WHAT YOU HAVE TO DO –
Show, unchanged, every line of the data below that contains the string "tick". Case counts.

(Stored items)
····················

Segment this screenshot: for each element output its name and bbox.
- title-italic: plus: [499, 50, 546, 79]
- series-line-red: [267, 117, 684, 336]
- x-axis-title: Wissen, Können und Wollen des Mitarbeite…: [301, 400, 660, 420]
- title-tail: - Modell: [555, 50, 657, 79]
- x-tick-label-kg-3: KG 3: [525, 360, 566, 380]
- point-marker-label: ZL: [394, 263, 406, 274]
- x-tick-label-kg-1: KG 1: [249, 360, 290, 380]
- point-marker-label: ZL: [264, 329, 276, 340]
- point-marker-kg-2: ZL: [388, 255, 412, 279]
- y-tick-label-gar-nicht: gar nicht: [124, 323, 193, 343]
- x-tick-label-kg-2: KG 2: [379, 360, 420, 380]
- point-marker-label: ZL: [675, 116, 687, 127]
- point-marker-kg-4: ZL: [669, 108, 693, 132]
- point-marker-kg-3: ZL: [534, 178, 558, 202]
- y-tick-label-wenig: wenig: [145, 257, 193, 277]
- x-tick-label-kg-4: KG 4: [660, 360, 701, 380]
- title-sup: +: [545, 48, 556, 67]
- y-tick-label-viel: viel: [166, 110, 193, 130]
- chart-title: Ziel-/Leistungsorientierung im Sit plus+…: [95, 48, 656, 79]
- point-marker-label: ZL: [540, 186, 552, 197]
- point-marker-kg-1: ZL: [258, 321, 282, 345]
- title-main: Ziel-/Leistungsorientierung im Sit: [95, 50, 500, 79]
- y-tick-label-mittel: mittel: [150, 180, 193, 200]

····················

COMPLETE ANSWER –
- x-tick-label-kg-3: KG 3: [525, 360, 566, 380]
- x-tick-label-kg-1: KG 1: [249, 360, 290, 380]
- y-tick-label-gar-nicht: gar nicht: [124, 323, 193, 343]
- x-tick-label-kg-2: KG 2: [379, 360, 420, 380]
- y-tick-label-wenig: wenig: [145, 257, 193, 277]
- x-tick-label-kg-4: KG 4: [660, 360, 701, 380]
- y-tick-label-viel: viel: [166, 110, 193, 130]
- y-tick-label-mittel: mittel: [150, 180, 193, 200]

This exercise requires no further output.